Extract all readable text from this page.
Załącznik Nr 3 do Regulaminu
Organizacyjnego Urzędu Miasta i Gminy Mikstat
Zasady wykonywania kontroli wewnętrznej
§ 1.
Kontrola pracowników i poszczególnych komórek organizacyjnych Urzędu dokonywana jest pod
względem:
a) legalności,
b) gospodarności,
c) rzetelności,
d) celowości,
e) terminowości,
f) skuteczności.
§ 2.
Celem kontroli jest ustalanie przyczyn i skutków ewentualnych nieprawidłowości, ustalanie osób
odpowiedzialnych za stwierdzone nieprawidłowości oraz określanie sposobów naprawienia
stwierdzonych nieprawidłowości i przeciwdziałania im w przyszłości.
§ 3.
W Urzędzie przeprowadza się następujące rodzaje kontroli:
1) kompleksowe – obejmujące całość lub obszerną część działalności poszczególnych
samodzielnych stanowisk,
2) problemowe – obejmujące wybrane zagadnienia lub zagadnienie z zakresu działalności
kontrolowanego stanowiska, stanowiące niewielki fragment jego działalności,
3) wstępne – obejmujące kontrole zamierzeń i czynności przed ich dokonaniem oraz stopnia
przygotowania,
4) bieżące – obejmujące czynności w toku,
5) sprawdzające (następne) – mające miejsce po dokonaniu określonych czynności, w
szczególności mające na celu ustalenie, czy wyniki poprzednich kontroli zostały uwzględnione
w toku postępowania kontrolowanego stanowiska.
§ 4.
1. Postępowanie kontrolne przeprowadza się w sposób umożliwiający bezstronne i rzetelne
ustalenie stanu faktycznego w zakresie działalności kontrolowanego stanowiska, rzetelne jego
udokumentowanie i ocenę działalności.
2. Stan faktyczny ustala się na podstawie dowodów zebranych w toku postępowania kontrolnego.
=-=-=
Given instruction:
Using the records above, copy each line that contains "kontroli".

Output of the exercise:
Zasady wykonywania kontroli wewnętrznej
Celem kontroli jest ustalanie przyczyn i skutków ewentualnych nieprawidłowości, ustalanie osób
W Urzędzie przeprowadza się następujące rodzaje kontroli:
szczególności mające na celu ustalenie, czy wyniki poprzednich kontroli zostały uwzględnione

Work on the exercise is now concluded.